DIRECTIONS FOR THIS TASK: Give an exact transcription of every line, dropping the images.

--- DATASET ROWS ---

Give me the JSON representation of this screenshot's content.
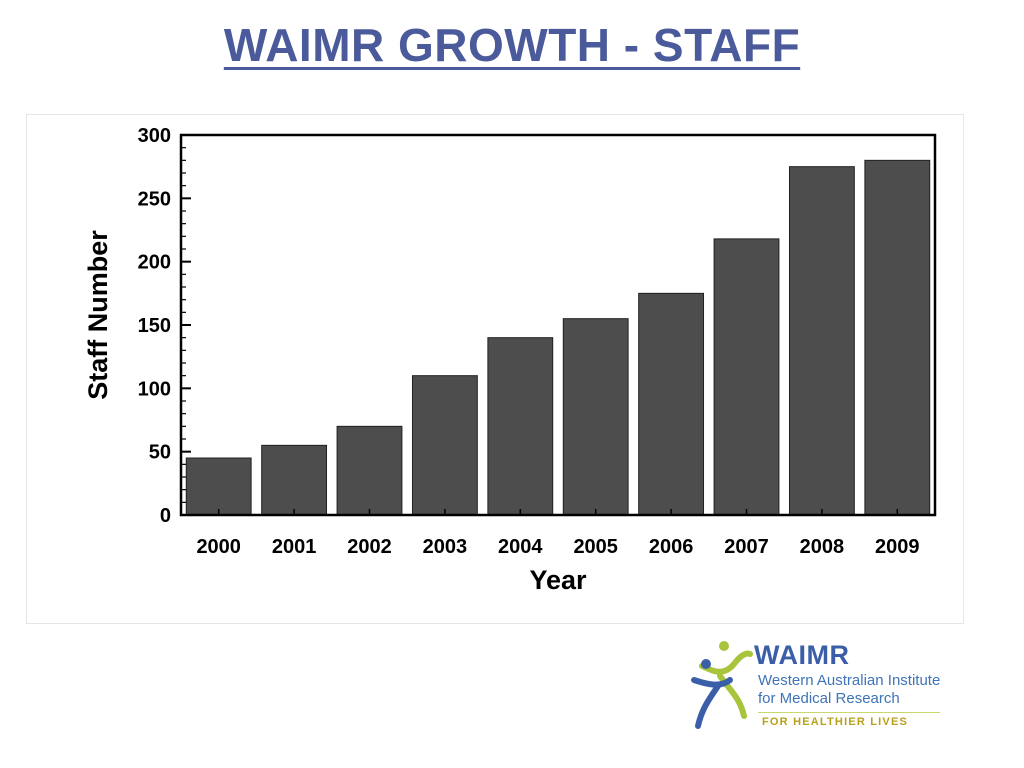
{
  "slide": {
    "title": "WAIMR GROWTH - STAFF"
  },
  "chart_data": {
    "type": "bar",
    "categories": [
      "2000",
      "2001",
      "2002",
      "2003",
      "2004",
      "2005",
      "2006",
      "2007",
      "2008",
      "2009"
    ],
    "values": [
      45,
      55,
      70,
      110,
      140,
      155,
      175,
      218,
      275,
      280
    ],
    "xlabel": "Year",
    "ylabel": "Staff Number",
    "ylim": [
      0,
      300
    ],
    "yticks": [
      0,
      50,
      100,
      150,
      200,
      250,
      300
    ],
    "grid": false,
    "legend": "none",
    "bar_color": "#4d4d4d"
  },
  "logo": {
    "name": "WAIMR",
    "line1": "Western Australian Institute",
    "line2": "for Medical Research",
    "tagline": "FOR HEALTHIER LIVES"
  },
  "colors": {
    "title": "#4a5a9a",
    "logo_blue": "#3b5ea8",
    "logo_green": "#a8c43a",
    "logo_gold": "#b8a11a"
  }
}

---

ANSWER TO THE EXERCISE:
Give me the JSON representation of this screenshot's content.
{
  "slide": {
    "title": "WAIMR GROWTH - STAFF"
  },
  "chart_data": {
    "type": "bar",
    "categories": [
      "2000",
      "2001",
      "2002",
      "2003",
      "2004",
      "2005",
      "2006",
      "2007",
      "2008",
      "2009"
    ],
    "values": [
      45,
      55,
      70,
      110,
      140,
      155,
      175,
      218,
      275,
      280
    ],
    "xlabel": "Year",
    "ylabel": "Staff Number",
    "ylim": [
      0,
      300
    ],
    "yticks": [
      0,
      50,
      100,
      150,
      200,
      250,
      300
    ],
    "grid": false,
    "legend": "none",
    "bar_color": "#4d4d4d"
  },
  "logo": {
    "name": "WAIMR",
    "line1": "Western Australian Institute",
    "line2": "for Medical Research",
    "tagline": "FOR HEALTHIER LIVES"
  },
  "colors": {
    "title": "#4a5a9a",
    "logo_blue": "#3b5ea8",
    "logo_green": "#a8c43a",
    "logo_gold": "#b8a11a"
  }
}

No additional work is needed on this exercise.